Exercise brief
Please repeat all of the lines that follow, exactly as written.

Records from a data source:
⁂

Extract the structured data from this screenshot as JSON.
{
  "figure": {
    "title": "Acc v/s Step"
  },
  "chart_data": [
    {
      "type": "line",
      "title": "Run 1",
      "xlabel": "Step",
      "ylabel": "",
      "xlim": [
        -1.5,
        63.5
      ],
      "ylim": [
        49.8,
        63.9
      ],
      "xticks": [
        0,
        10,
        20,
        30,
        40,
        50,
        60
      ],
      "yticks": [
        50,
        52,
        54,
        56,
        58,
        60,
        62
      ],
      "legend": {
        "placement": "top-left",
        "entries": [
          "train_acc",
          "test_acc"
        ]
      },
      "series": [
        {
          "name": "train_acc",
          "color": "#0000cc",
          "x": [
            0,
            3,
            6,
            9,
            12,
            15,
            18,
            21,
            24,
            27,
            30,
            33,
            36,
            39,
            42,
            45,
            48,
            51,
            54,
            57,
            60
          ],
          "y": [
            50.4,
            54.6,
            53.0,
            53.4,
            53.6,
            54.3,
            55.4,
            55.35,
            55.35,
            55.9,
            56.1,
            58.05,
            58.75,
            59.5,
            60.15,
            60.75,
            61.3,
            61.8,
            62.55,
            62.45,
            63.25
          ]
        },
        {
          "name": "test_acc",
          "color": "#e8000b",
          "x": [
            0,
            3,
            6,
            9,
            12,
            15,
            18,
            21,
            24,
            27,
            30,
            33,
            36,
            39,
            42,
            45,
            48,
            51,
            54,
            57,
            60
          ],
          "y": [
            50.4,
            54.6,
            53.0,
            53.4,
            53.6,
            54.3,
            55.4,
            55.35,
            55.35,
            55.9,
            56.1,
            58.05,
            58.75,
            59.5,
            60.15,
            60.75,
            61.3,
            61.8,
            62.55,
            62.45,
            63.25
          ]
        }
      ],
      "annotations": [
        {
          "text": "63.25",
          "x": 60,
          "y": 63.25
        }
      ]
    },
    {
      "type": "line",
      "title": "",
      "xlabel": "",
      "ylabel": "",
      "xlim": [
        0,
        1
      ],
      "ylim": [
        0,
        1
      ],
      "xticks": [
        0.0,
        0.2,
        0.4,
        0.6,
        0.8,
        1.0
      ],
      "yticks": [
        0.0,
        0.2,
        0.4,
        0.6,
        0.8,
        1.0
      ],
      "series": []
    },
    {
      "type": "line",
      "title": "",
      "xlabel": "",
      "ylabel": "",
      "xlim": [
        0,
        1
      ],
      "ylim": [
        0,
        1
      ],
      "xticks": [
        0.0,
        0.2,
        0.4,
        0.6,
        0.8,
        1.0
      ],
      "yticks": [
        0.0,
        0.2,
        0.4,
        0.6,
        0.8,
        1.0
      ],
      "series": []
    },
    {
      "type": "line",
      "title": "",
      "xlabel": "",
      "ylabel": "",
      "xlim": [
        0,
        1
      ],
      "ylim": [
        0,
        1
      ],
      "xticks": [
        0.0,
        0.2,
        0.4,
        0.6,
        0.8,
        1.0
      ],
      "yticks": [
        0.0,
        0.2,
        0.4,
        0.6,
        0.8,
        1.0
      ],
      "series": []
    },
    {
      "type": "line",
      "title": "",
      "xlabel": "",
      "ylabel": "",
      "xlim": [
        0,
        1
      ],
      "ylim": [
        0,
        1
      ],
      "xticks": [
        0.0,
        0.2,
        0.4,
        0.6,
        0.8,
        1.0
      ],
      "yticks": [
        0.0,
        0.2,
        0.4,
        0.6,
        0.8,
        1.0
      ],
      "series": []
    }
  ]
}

⁂

Solution to the exercise
Extract the structured data from this screenshot as JSON.
{
  "figure": {
    "title": "Acc v/s Step"
  },
  "chart_data": [
    {
      "type": "line",
      "title": "Run 1",
      "xlabel": "Step",
      "ylabel": "",
      "xlim": [
        -1.5,
        63.5
      ],
      "ylim": [
        49.8,
        63.9
      ],
      "xticks": [
        0,
        10,
        20,
        30,
        40,
        50,
        60
      ],
      "yticks": [
        50,
        52,
        54,
        56,
        58,
        60,
        62
      ],
      "legend": {
        "placement": "top-left",
        "entries": [
          "train_acc",
          "test_acc"
        ]
      },
      "series": [
        {
          "name": "train_acc",
          "color": "#0000cc",
          "x": [
            0,
            3,
            6,
            9,
            12,
            15,
            18,
            21,
            24,
            27,
            30,
            33,
            36,
            39,
            42,
            45,
            48,
            51,
            54,
            57,
            60
          ],
          "y": [
            50.4,
            54.6,
            53.0,
            53.4,
            53.6,
            54.3,
            55.4,
            55.35,
            55.35,
            55.9,
            56.1,
            58.05,
            58.75,
            59.5,
            60.15,
            60.75,
            61.3,
            61.8,
            62.55,
            62.45,
            63.25
          ]
        },
        {
          "name": "test_acc",
          "color": "#e8000b",
          "x": [
            0,
            3,
            6,
            9,
            12,
            15,
            18,
            21,
            24,
            27,
            30,
            33,
            36,
            39,
            42,
            45,
            48,
            51,
            54,
            57,
            60
          ],
          "y": [
            50.4,
            54.6,
            53.0,
            53.4,
            53.6,
            54.3,
            55.4,
            55.35,
            55.35,
            55.9,
            56.1,
            58.05,
            58.75,
            59.5,
            60.15,
            60.75,
            61.3,
            61.8,
            62.55,
            62.45,
            63.25
          ]
        }
      ],
      "annotations": [
        {
          "text": "63.25",
          "x": 60,
          "y": 63.25
        }
      ]
    },
    {
      "type": "line",
      "title": "",
      "xlabel": "",
      "ylabel": "",
      "xlim": [
        0,
        1
      ],
      "ylim": [
        0,
        1
      ],
      "xticks": [
        0.0,
        0.2,
        0.4,
        0.6,
        0.8,
        1.0
      ],
      "yticks": [
        0.0,
        0.2,
        0.4,
        0.6,
        0.8,
        1.0
      ],
      "series": []
    },
    {
      "type": "line",
      "title": "",
      "xlabel": "",
      "ylabel": "",
      "xlim": [
        0,
        1
      ],
      "ylim": [
        0,
        1
      ],
      "xticks": [
        0.0,
        0.2,
        0.4,
        0.6,
        0.8,
        1.0
      ],
      "yticks": [
        0.0,
        0.2,
        0.4,
        0.6,
        0.8,
        1.0
      ],
      "series": []
    },
    {
      "type": "line",
      "title": "",
      "xlabel": "",
      "ylabel": "",
      "xlim": [
        0,
        1
      ],
      "ylim": [
        0,
        1
      ],
      "xticks": [
        0.0,
        0.2,
        0.4,
        0.6,
        0.8,
        1.0
      ],
      "yticks": [
        0.0,
        0.2,
        0.4,
        0.6,
        0.8,
        1.0
      ],
      "series": []
    },
    {
      "type": "line",
      "title": "",
      "xlabel": "",
      "ylabel": "",
      "xlim": [
        0,
        1
      ],
      "ylim": [
        0,
        1
      ],
      "xticks": [
        0.0,
        0.2,
        0.4,
        0.6,
        0.8,
        1.0
      ],
      "yticks": [
        0.0,
        0.2,
        0.4,
        0.6,
        0.8,
        1.0
      ],
      "series": []
    }
  ]
}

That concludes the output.